# Work to complete
Would you transcribe the whole listing exactly, minus its pictures?

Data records
-- -- --
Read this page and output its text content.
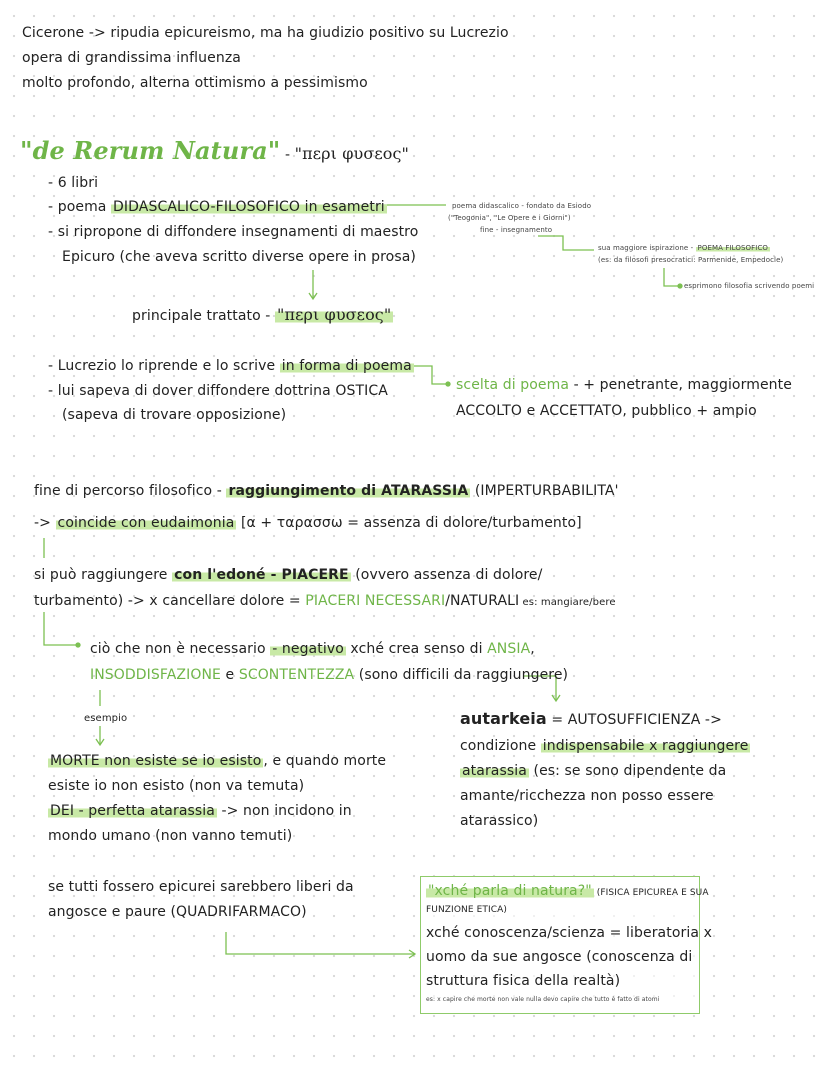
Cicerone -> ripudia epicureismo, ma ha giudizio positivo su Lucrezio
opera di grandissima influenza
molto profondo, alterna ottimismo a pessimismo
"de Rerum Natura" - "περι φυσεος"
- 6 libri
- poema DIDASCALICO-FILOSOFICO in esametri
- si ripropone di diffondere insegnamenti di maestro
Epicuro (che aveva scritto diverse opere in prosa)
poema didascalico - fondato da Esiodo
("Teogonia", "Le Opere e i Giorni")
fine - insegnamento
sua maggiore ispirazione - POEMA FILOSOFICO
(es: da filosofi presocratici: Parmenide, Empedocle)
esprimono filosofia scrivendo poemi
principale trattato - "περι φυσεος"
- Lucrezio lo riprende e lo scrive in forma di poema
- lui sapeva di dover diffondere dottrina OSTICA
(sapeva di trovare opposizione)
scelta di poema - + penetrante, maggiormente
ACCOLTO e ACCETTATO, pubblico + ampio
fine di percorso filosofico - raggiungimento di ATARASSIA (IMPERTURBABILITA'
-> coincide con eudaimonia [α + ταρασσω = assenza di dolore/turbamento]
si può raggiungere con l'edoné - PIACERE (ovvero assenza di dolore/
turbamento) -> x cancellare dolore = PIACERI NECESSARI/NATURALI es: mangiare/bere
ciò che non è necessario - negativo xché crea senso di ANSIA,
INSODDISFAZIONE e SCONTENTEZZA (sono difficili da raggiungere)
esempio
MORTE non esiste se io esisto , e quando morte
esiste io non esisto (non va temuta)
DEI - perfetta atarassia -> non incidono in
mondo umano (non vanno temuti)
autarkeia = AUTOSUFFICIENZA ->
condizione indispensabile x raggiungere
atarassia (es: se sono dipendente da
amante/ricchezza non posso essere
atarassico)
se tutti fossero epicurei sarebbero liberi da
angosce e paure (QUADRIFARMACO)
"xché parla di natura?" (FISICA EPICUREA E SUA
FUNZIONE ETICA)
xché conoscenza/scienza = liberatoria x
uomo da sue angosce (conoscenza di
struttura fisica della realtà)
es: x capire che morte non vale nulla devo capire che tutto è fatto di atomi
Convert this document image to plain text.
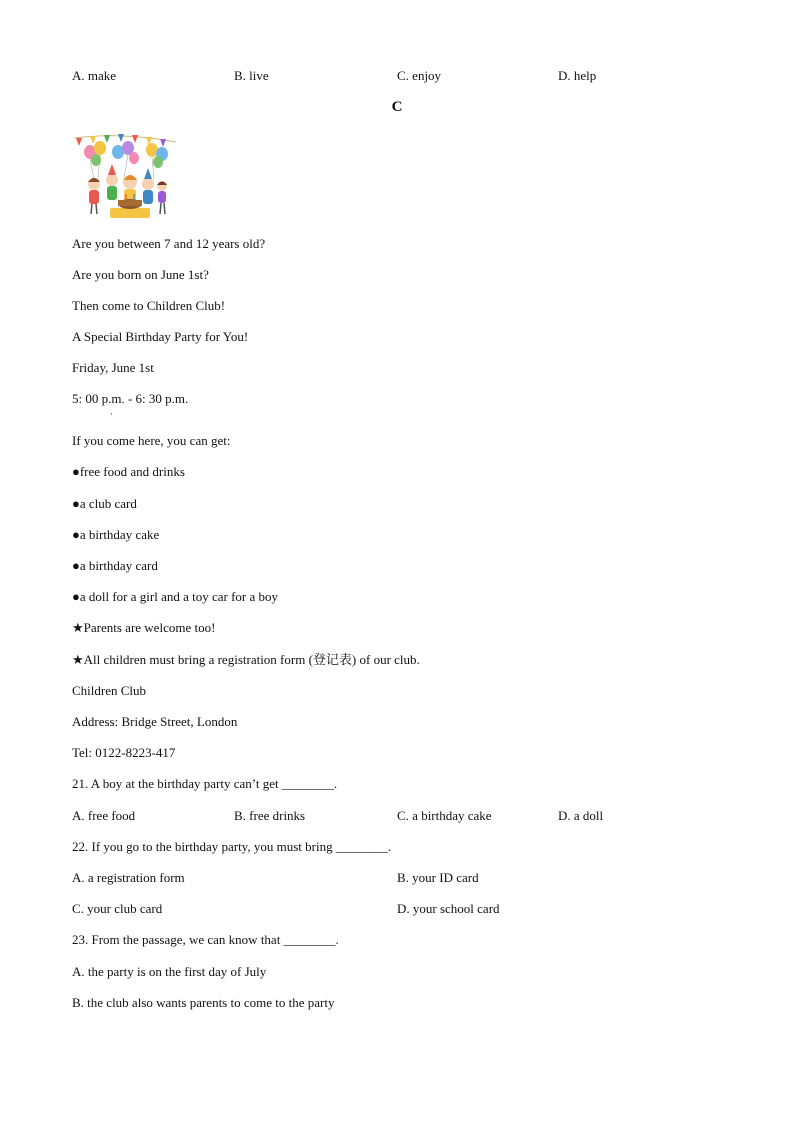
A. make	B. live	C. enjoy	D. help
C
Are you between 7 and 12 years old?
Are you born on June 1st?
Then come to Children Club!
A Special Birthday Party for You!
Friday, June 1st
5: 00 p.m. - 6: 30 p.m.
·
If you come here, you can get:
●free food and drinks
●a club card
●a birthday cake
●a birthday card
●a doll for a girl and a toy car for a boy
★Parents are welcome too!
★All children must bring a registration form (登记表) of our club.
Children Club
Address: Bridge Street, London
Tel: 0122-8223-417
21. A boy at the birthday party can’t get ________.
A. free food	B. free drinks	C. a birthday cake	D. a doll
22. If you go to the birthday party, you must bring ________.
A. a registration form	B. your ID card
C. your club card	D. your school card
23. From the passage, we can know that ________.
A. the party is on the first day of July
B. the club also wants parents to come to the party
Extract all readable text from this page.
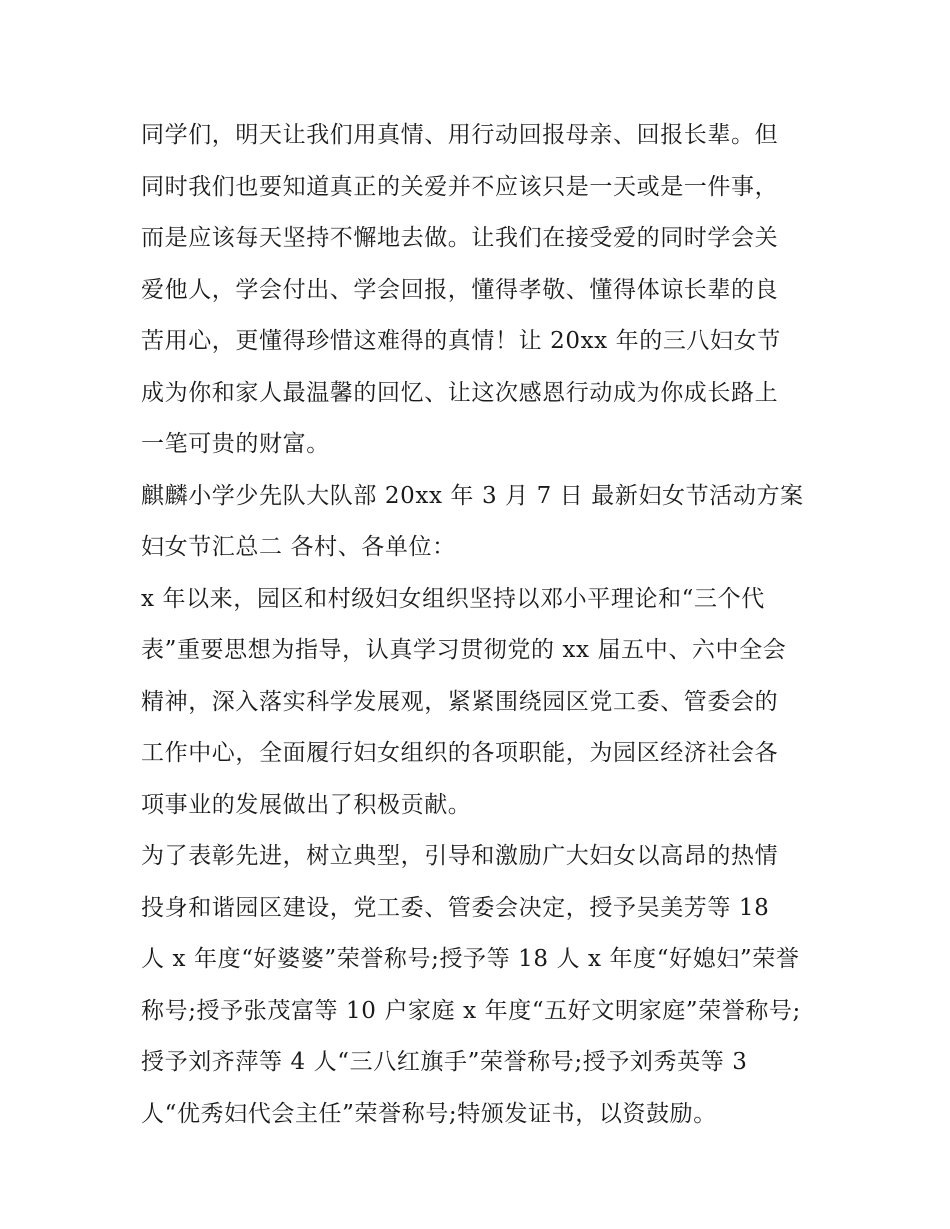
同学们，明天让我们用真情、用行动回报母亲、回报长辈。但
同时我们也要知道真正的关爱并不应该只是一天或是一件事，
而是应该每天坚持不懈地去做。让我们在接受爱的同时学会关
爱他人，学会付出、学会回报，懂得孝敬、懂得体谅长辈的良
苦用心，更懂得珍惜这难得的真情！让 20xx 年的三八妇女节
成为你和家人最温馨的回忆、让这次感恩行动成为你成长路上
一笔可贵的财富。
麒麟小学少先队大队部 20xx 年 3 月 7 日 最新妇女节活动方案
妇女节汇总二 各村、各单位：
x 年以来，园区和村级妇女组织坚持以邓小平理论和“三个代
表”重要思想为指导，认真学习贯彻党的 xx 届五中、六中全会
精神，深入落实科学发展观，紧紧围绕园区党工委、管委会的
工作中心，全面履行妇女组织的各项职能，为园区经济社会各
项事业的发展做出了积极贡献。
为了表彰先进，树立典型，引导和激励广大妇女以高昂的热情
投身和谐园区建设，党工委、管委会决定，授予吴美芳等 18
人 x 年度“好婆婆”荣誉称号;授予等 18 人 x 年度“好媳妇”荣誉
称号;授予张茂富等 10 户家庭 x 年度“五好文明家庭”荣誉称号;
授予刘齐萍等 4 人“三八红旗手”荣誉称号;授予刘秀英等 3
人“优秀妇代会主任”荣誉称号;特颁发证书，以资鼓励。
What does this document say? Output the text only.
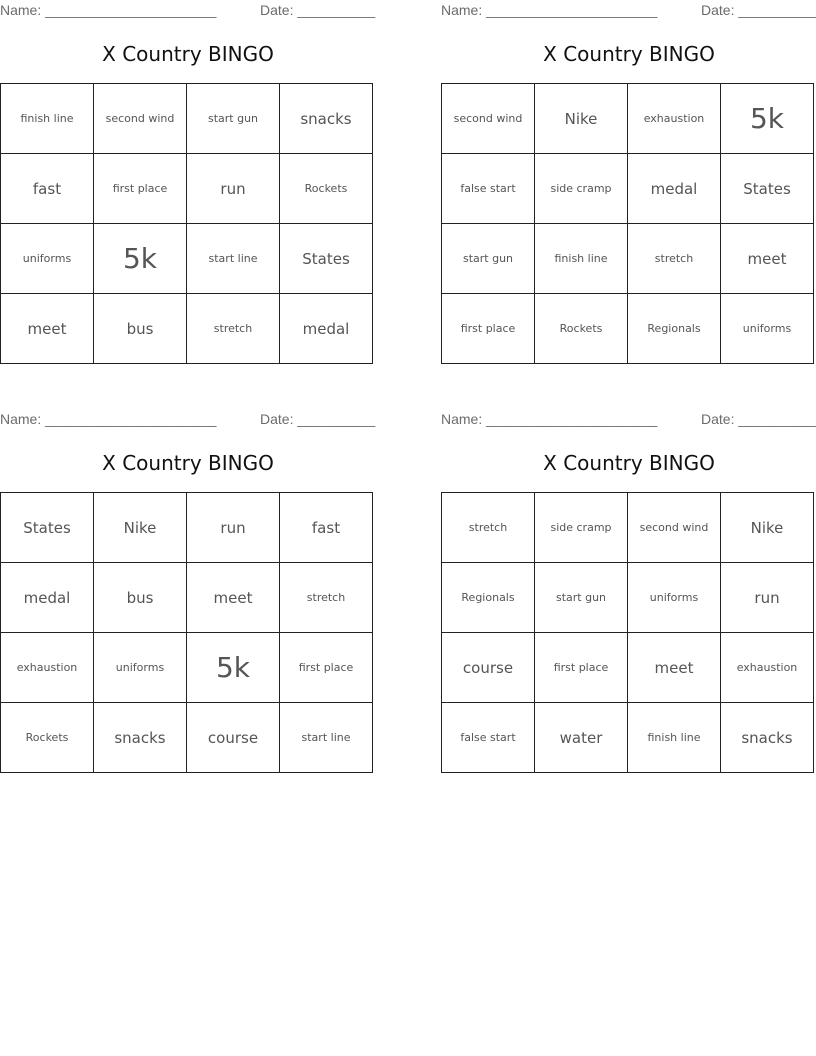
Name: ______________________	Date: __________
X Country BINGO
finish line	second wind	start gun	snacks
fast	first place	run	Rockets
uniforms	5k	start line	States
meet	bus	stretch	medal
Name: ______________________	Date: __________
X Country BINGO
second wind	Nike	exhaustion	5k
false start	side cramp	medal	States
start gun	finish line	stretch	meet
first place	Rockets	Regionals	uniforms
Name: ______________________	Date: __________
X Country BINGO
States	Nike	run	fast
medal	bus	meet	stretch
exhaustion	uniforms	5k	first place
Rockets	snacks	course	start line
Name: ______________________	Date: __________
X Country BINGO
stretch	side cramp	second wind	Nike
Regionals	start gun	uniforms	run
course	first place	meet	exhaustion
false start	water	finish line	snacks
-- -- --
# Task solution
Read this page and output its text content.
Cicerone -> ripudia epicureismo, ma ha giudizio positivo su Lucrezio
opera di grandissima influenza
molto profondo, alterna ottimismo a pessimismo
"de Rerum Natura" - "περι φυσεος"
- 6 libri
- poema DIDASCALICO-FILOSOFICO in esametri
- si ripropone di diffondere insegnamenti di maestro
Epicuro (che aveva scritto diverse opere in prosa)
poema didascalico - fondato da Esiodo
("Teogonia", "Le Opere e i Giorni")
fine - insegnamento
sua maggiore ispirazione - POEMA FILOSOFICO
(es: da filosofi presocratici: Parmenide, Empedocle)
esprimono filosofia scrivendo poemi
principale trattato - "περι φυσεος"
- Lucrezio lo riprende e lo scrive in forma di poema
- lui sapeva di dover diffondere dottrina OSTICA
(sapeva di trovare opposizione)
scelta di poema - + penetrante, maggiormente
ACCOLTO e ACCETTATO, pubblico + ampio
fine di percorso filosofico - raggiungimento di ATARASSIA (IMPERTURBABILITA'
-> coincide con eudaimonia [α + ταρασσω = assenza di dolore/turbamento]
si può raggiungere con l'edoné - PIACERE (ovvero assenza di dolore/
turbamento) -> x cancellare dolore = PIACERI NECESSARI/NATURALI es: mangiare/bere
ciò che non è necessario - negativo xché crea senso di ANSIA,
INSODDISFAZIONE e SCONTENTEZZA (sono difficili da raggiungere)
esempio
MORTE non esiste se io esisto , e quando morte
esiste io non esisto (non va temuta)
DEI - perfetta atarassia -> non incidono in
mondo umano (non vanno temuti)
autarkeia = AUTOSUFFICIENZA ->
condizione indispensabile x raggiungere
atarassia (es: se sono dipendente da
amante/ricchezza non posso essere
atarassico)
se tutti fossero epicurei sarebbero liberi da
angosce e paure (QUADRIFARMACO)
"xché parla di natura?" (FISICA EPICUREA E SUA
FUNZIONE ETICA)
xché conoscenza/scienza = liberatoria x
uomo da sue angosce (conoscenza di
struttura fisica della realtà)
es: x capire che morte non vale nulla devo capire che tutto è fatto di atomi
Convert this document image to plain text.
A. make	B. live	C. enjoy	D. help
C
Are you between 7 and 12 years old?
Are you born on June 1st?
Then come to Children Club!
A Special Birthday Party for You!
Friday, June 1st
5: 00 p.m. - 6: 30 p.m.
·
If you come here, you can get:
●free food and drinks
●a club card
●a birthday cake
●a birthday card
●a doll for a girl and a toy car for a boy
★Parents are welcome too!
★All children must bring a registration form (登记表) of our club.
Children Club
Address: Bridge Street, London
Tel: 0122-8223-417
21. A boy at the birthday party can’t get ________.
A. free food	B. free drinks	C. a birthday cake	D. a doll
22. If you go to the birthday party, you must bring ________.
A. a registration form	B. your ID card
C. your club card	D. your school card
23. From the passage, we can know that ________.
A. the party is on the first day of July
B. the club also wants parents to come to the party
Extract all readable text from this page.
同学们，明天让我们用真情、用行动回报母亲、回报长辈。但
同时我们也要知道真正的关爱并不应该只是一天或是一件事，
而是应该每天坚持不懈地去做。让我们在接受爱的同时学会关
爱他人，学会付出、学会回报，懂得孝敬、懂得体谅长辈的良
苦用心，更懂得珍惜这难得的真情！让 20xx 年的三八妇女节
成为你和家人最温馨的回忆、让这次感恩行动成为你成长路上
一笔可贵的财富。
麒麟小学少先队大队部 20xx 年 3 月 7 日 最新妇女节活动方案
妇女节汇总二 各村、各单位：
x 年以来，园区和村级妇女组织坚持以邓小平理论和“三个代
表”重要思想为指导，认真学习贯彻党的 xx 届五中、六中全会
精神，深入落实科学发展观，紧紧围绕园区党工委、管委会的
工作中心，全面履行妇女组织的各项职能，为园区经济社会各
项事业的发展做出了积极贡献。
为了表彰先进，树立典型，引导和激励广大妇女以高昂的热情
投身和谐园区建设，党工委、管委会决定，授予吴美芳等 18
人 x 年度“好婆婆”荣誉称号;授予等 18 人 x 年度“好媳妇”荣誉
称号;授予张茂富等 10 户家庭 x 年度“五好文明家庭”荣誉称号;
授予刘齐萍等 4 人“三八红旗手”荣誉称号;授予刘秀英等 3
人“优秀妇代会主任”荣誉称号;特颁发证书，以资鼓励。
What does this document say? Output the text only.
Name: ______________________	Date: __________
X Country BINGO
finish line	second wind	start gun	snacks
fast	first place	run	Rockets
uniforms	5k	start line	States
meet	bus	stretch	medal
Name: ______________________	Date: __________
X Country BINGO
second wind	Nike	exhaustion	5k
false start	side cramp	medal	States
start gun	finish line	stretch	meet
first place	Rockets	Regionals	uniforms
Name: ______________________	Date: __________
X Country BINGO
States	Nike	run	fast
medal	bus	meet	stretch
exhaustion	uniforms	5k	first place
Rockets	snacks	course	start line
Name: ______________________	Date: __________
X Country BINGO
stretch	side cramp	second wind	Nike
Regionals	start gun	uniforms	run
course	first place	meet	exhaustion
false start	water	finish line	snacks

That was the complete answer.